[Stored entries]
-- start --

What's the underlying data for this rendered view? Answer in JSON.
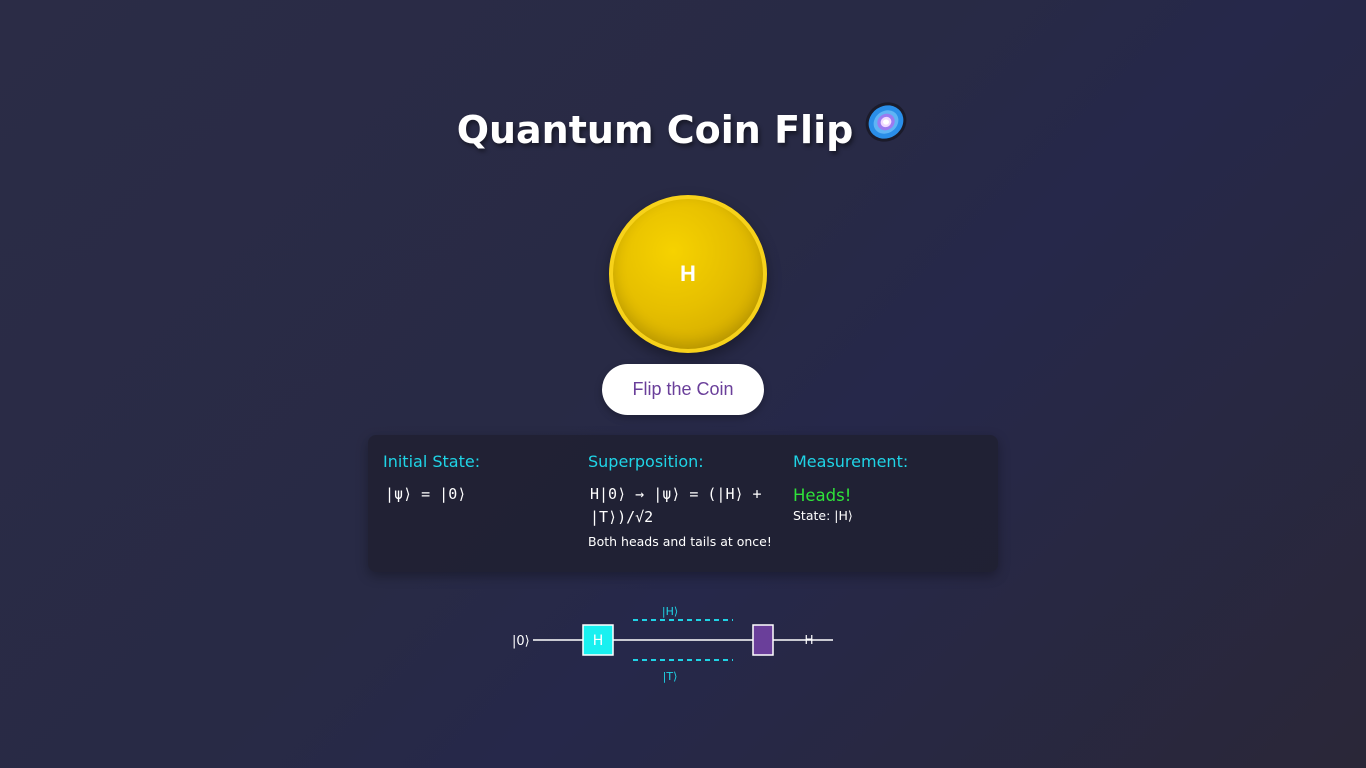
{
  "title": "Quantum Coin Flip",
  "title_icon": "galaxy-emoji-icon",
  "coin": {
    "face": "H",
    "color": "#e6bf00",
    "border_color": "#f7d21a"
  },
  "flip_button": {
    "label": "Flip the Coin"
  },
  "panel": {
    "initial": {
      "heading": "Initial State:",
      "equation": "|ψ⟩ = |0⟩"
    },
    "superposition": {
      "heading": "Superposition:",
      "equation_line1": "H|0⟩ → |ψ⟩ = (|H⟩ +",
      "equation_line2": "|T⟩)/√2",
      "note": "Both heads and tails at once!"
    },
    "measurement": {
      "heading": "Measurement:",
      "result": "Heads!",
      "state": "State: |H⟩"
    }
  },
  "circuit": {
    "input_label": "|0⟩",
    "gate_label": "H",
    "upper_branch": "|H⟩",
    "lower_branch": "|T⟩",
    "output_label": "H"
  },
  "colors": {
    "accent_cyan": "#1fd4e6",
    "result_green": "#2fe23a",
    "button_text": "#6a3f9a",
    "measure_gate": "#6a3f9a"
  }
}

-- end --
-- start --

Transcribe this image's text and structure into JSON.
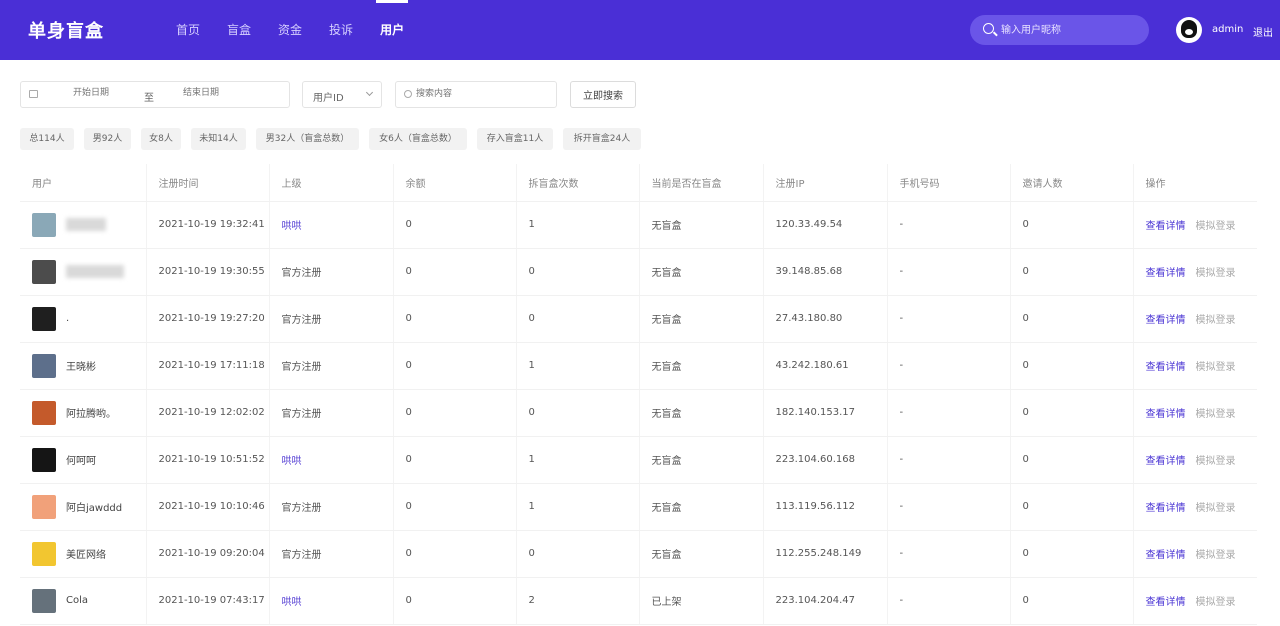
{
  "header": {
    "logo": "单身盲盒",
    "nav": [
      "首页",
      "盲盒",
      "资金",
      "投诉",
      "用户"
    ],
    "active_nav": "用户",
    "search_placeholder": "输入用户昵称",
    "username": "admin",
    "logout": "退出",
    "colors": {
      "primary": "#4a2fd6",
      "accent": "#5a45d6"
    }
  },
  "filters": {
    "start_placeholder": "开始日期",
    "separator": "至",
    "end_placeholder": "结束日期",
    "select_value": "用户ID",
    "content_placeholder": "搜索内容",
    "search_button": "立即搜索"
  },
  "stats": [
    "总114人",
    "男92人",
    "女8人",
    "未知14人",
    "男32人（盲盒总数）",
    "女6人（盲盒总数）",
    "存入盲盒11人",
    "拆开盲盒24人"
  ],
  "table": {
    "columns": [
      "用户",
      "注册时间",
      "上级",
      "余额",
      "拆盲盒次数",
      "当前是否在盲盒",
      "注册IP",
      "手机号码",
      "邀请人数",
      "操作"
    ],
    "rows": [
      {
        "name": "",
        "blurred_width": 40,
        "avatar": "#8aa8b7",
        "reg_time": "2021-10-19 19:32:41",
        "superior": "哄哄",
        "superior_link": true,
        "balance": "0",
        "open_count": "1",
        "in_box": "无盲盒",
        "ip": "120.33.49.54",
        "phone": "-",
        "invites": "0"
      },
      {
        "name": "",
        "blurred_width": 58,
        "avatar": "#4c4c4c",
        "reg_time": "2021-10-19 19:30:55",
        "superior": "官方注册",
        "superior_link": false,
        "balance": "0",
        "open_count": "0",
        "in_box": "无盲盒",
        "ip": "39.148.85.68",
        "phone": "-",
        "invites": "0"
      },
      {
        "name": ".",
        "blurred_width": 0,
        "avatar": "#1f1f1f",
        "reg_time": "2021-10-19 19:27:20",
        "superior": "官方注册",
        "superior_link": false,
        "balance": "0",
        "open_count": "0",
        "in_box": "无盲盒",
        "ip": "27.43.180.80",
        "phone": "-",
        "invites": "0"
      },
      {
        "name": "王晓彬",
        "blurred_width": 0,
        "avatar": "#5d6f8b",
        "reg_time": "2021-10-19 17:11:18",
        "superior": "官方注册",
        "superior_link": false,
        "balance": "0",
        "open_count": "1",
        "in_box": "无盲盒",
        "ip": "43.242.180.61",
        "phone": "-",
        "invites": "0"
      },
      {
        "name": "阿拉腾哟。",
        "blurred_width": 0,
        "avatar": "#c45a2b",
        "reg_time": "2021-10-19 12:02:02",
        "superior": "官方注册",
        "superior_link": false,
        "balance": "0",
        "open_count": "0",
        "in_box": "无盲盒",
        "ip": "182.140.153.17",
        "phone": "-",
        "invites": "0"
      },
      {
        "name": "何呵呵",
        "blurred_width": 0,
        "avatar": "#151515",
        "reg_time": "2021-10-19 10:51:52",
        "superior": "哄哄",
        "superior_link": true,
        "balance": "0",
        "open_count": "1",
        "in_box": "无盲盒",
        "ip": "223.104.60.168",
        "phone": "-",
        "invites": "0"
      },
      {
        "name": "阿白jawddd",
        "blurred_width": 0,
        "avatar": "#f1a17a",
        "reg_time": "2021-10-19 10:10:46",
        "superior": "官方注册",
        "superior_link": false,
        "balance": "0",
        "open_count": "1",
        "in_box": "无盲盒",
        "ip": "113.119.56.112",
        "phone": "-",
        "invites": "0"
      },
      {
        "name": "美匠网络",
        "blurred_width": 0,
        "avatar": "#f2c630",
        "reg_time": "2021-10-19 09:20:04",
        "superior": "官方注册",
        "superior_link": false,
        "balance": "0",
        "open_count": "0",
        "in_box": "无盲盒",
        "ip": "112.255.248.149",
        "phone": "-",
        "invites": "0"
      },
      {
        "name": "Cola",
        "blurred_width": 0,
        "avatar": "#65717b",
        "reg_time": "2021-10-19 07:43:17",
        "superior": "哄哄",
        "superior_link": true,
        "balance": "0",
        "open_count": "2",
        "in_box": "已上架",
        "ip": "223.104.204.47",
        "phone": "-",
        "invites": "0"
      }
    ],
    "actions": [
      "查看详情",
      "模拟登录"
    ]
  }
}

-- end --

Of the lines in this listing, how many contain "JSON"? Reply with the number and nothing more.

2